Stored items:
────────────────

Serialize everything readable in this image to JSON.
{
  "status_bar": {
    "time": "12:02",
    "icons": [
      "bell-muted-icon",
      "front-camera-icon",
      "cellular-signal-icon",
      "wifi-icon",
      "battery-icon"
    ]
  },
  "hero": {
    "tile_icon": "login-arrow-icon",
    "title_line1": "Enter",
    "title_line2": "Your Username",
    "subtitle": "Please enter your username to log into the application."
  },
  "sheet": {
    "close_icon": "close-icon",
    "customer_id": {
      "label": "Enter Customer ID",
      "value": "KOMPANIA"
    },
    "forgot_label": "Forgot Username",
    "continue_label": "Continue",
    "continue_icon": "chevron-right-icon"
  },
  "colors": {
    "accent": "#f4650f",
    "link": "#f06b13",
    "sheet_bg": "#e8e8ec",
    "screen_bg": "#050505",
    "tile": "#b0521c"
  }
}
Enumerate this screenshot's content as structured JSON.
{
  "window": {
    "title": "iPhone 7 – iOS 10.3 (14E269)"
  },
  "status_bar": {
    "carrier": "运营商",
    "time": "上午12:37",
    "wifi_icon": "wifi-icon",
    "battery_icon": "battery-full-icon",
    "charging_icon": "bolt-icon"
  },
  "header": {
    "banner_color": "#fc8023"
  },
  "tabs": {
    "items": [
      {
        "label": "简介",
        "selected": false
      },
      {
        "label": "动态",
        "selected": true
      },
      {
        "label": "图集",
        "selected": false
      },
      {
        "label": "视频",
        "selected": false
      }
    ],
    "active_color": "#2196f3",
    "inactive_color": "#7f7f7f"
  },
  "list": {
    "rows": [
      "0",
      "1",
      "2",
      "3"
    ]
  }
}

────────────────

* _What you will do_
Extract all of the data shown above and repeat it verbatim.

* _Output for this task_
Serialize everything readable in this image to JSON.
{
  "status_bar": {
    "time": "12:02",
    "icons": [
      "bell-muted-icon",
      "front-camera-icon",
      "cellular-signal-icon",
      "wifi-icon",
      "battery-icon"
    ]
  },
  "hero": {
    "tile_icon": "login-arrow-icon",
    "title_line1": "Enter",
    "title_line2": "Your Username",
    "subtitle": "Please enter your username to log into the application."
  },
  "sheet": {
    "close_icon": "close-icon",
    "customer_id": {
      "label": "Enter Customer ID",
      "value": "KOMPANIA"
    },
    "forgot_label": "Forgot Username",
    "continue_label": "Continue",
    "continue_icon": "chevron-right-icon"
  },
  "colors": {
    "accent": "#f4650f",
    "link": "#f06b13",
    "sheet_bg": "#e8e8ec",
    "screen_bg": "#050505",
    "tile": "#b0521c"
  }
}
Enumerate this screenshot's content as structured JSON.
{
  "window": {
    "title": "iPhone 7 – iOS 10.3 (14E269)"
  },
  "status_bar": {
    "carrier": "运营商",
    "time": "上午12:37",
    "wifi_icon": "wifi-icon",
    "battery_icon": "battery-full-icon",
    "charging_icon": "bolt-icon"
  },
  "header": {
    "banner_color": "#fc8023"
  },
  "tabs": {
    "items": [
      {
        "label": "简介",
        "selected": false
      },
      {
        "label": "动态",
        "selected": true
      },
      {
        "label": "图集",
        "selected": false
      },
      {
        "label": "视频",
        "selected": false
      }
    ],
    "active_color": "#2196f3",
    "inactive_color": "#7f7f7f"
  },
  "list": {
    "rows": [
      "0",
      "1",
      "2",
      "3"
    ]
  }
}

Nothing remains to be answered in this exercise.